Written request: Could you set down, word for word, the lines of the records below from the line with "series-line-ejecucion [255,711,1537,744]" through the final line, inclusive?

--------------------------------------------------

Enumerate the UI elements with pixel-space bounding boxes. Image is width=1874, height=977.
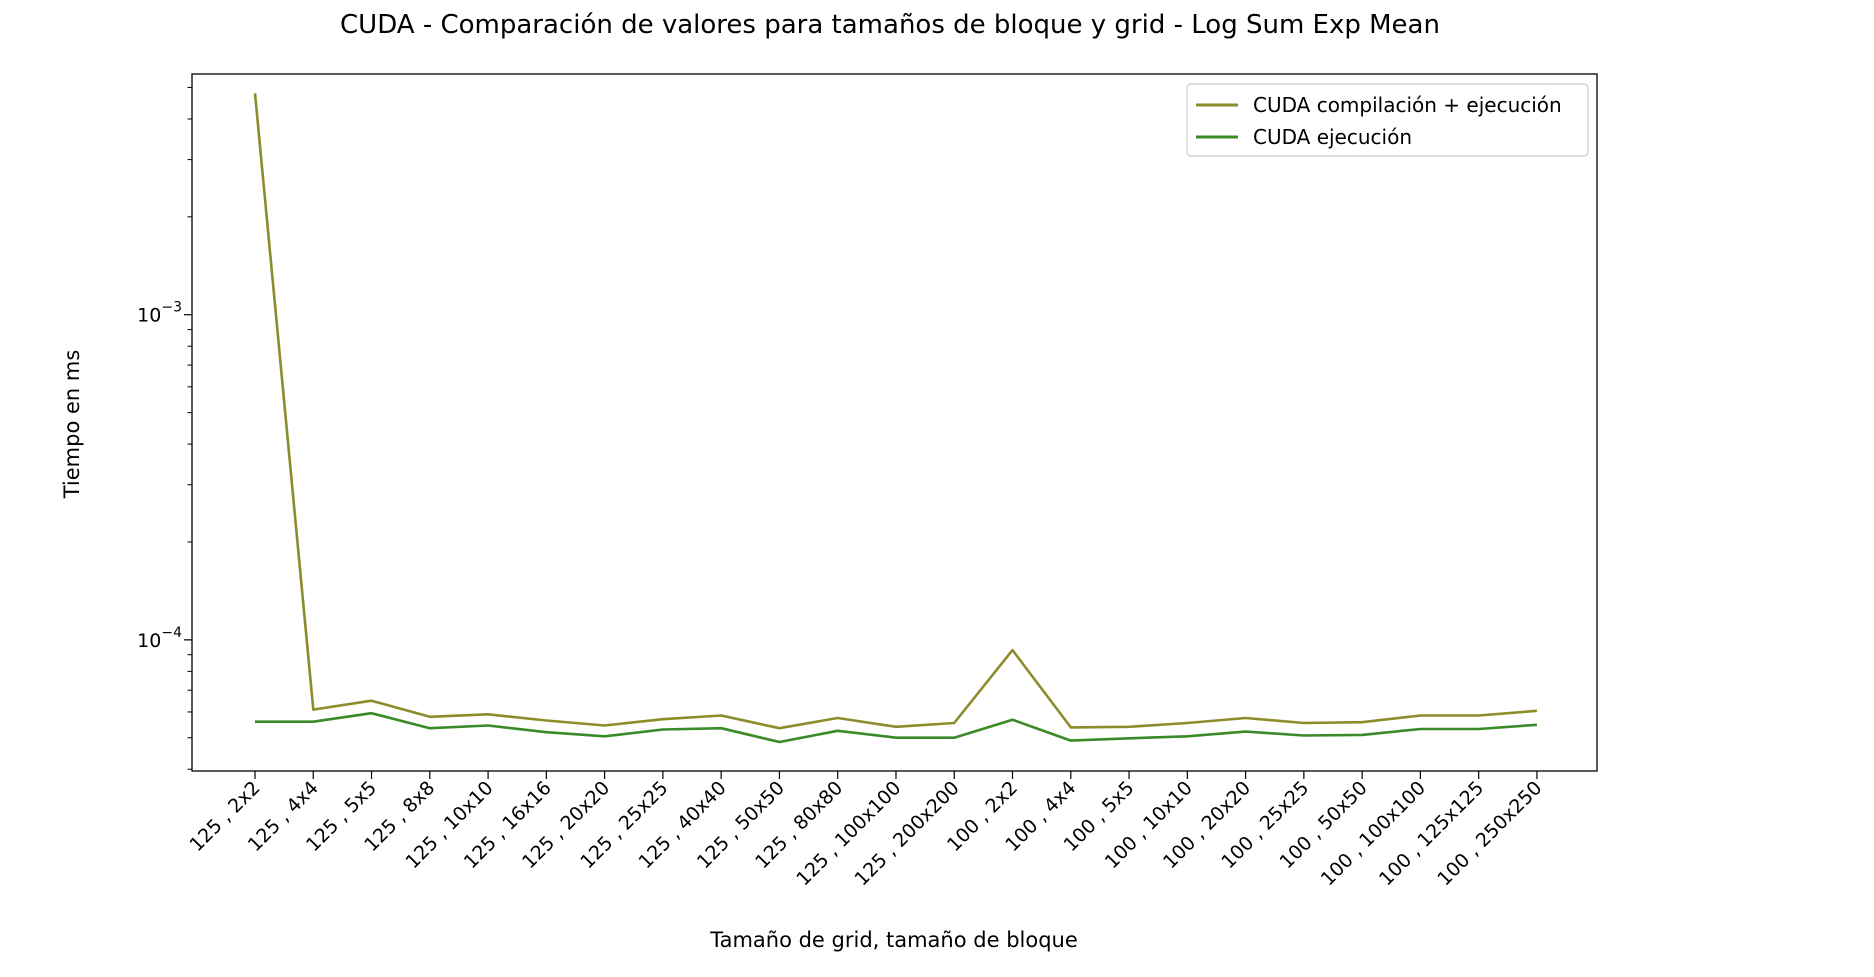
series-line-ejecucion [255,711,1537,744]
legend-label-compilacion: CUDA compilación + ejecución [1253,93,1562,117]
x-tick-label: 100 , 100x100 [1317,777,1430,890]
x-tick-label: 125 , 200x200 [851,777,964,890]
x-axis-label: Tamaño de grid, tamaño de bloque [709,928,1078,952]
x-tick-label: 125 , 100x100 [792,777,905,890]
plot-frame [191,73,1598,772]
x-tick-label: 100 , 125x125 [1375,777,1488,890]
legend-box [1186,83,1589,157]
chart-title: CUDA - Comparación de valores para tamañ… [340,10,1440,40]
x-tick-label: 100 , 250x250 [1433,777,1546,890]
y-tick-label: 10−3 [137,300,182,327]
y-axis: 10−3 10−4 [137,86,192,770]
plot-area [192,74,1597,771]
legend: CUDA compilación + ejecución CUDA ejecuc… [1186,83,1589,157]
series-line-compilacion [253,93,1538,730]
series-lines [253,93,1538,744]
y-axis-label: Tiempo en ms [60,350,84,500]
y-tick-label: 10−4 [137,625,182,652]
legend-label-ejecucion: CUDA ejecución [1253,125,1412,149]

--------------------------------------------------

Output for this task:
series-line-ejecucion [255,711,1537,744]
legend-label-compilacion: CUDA compilación + ejecución [1253,93,1562,117]
x-tick-label: 100 , 100x100 [1317,777,1430,890]
x-tick-label: 125 , 200x200 [851,777,964,890]
x-axis-label: Tamaño de grid, tamaño de bloque [709,928,1078,952]
x-tick-label: 125 , 100x100 [792,777,905,890]
plot-frame [191,73,1598,772]
x-tick-label: 100 , 125x125 [1375,777,1488,890]
legend-box [1186,83,1589,157]
chart-title: CUDA - Comparación de valores para tamañ… [340,10,1440,40]
x-tick-label: 100 , 250x250 [1433,777,1546,890]
y-tick-label: 10−3 [137,300,182,327]
y-axis: 10−3 10−4 [137,86,192,770]
plot-area [192,74,1597,771]
legend: CUDA compilación + ejecución CUDA ejecuc… [1186,83,1589,157]
series-line-compilacion [253,93,1538,730]
series-lines [253,93,1538,744]
y-axis-label: Tiempo en ms [60,350,84,500]
y-tick-label: 10−4 [137,625,182,652]
legend-label-ejecucion: CUDA ejecución [1253,125,1412,149]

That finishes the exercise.